*Task to carry out*. Every line below must be reproduced exactly. Copy them all.

*A block of data*.
════════

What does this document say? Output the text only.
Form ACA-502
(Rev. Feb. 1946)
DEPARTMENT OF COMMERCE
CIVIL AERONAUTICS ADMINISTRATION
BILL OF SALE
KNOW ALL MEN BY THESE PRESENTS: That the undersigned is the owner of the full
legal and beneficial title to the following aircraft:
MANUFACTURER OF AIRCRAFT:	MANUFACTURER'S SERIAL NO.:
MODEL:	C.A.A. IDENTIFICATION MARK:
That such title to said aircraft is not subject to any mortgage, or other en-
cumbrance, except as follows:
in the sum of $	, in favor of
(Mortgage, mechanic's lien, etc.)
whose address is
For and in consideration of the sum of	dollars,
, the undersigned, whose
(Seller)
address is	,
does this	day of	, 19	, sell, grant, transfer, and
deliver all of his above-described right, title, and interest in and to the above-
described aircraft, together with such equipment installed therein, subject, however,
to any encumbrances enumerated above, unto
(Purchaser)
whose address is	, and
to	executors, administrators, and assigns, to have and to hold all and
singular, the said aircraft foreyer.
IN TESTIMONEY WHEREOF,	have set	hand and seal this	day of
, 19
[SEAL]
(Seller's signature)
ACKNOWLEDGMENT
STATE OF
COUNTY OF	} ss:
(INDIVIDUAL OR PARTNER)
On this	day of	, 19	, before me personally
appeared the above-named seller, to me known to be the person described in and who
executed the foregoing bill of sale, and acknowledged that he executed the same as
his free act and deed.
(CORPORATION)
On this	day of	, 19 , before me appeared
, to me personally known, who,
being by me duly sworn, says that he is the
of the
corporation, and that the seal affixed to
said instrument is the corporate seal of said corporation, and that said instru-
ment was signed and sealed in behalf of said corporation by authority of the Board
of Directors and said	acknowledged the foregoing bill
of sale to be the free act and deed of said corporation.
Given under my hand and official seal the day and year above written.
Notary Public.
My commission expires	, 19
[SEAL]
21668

════════

*Reply to the task*.
What does this document say? Output the text only.
Form ACA-502
(Rev. Feb. 1946)
DEPARTMENT OF COMMERCE
CIVIL AERONAUTICS ADMINISTRATION
BILL OF SALE
KNOW ALL MEN BY THESE PRESENTS: That the undersigned is the owner of the full
legal and beneficial title to the following aircraft:
MANUFACTURER OF AIRCRAFT:	MANUFACTURER'S SERIAL NO.:
MODEL:	C.A.A. IDENTIFICATION MARK:
That such title to said aircraft is not subject to any mortgage, or other en-
cumbrance, except as follows:
in the sum of $	, in favor of
(Mortgage, mechanic's lien, etc.)
whose address is
For and in consideration of the sum of	dollars,
, the undersigned, whose
(Seller)
address is	,
does this	day of	, 19	, sell, grant, transfer, and
deliver all of his above-described right, title, and interest in and to the above-
described aircraft, together with such equipment installed therein, subject, however,
to any encumbrances enumerated above, unto
(Purchaser)
whose address is	, and
to	executors, administrators, and assigns, to have and to hold all and
singular, the said aircraft foreyer.
IN TESTIMONEY WHEREOF,	have set	hand and seal this	day of
, 19
[SEAL]
(Seller's signature)
ACKNOWLEDGMENT
STATE OF
COUNTY OF	} ss:
(INDIVIDUAL OR PARTNER)
On this	day of	, 19	, before me personally
appeared the above-named seller, to me known to be the person described in and who
executed the foregoing bill of sale, and acknowledged that he executed the same as
his free act and deed.
(CORPORATION)
On this	day of	, 19 , before me appeared
, to me personally known, who,
being by me duly sworn, says that he is the
of the
corporation, and that the seal affixed to
said instrument is the corporate seal of said corporation, and that said instru-
ment was signed and sealed in behalf of said corporation by authority of the Board
of Directors and said	acknowledged the foregoing bill
of sale to be the free act and deed of said corporation.
Given under my hand and official seal the day and year above written.
Notary Public.
My commission expires	, 19
[SEAL]
21668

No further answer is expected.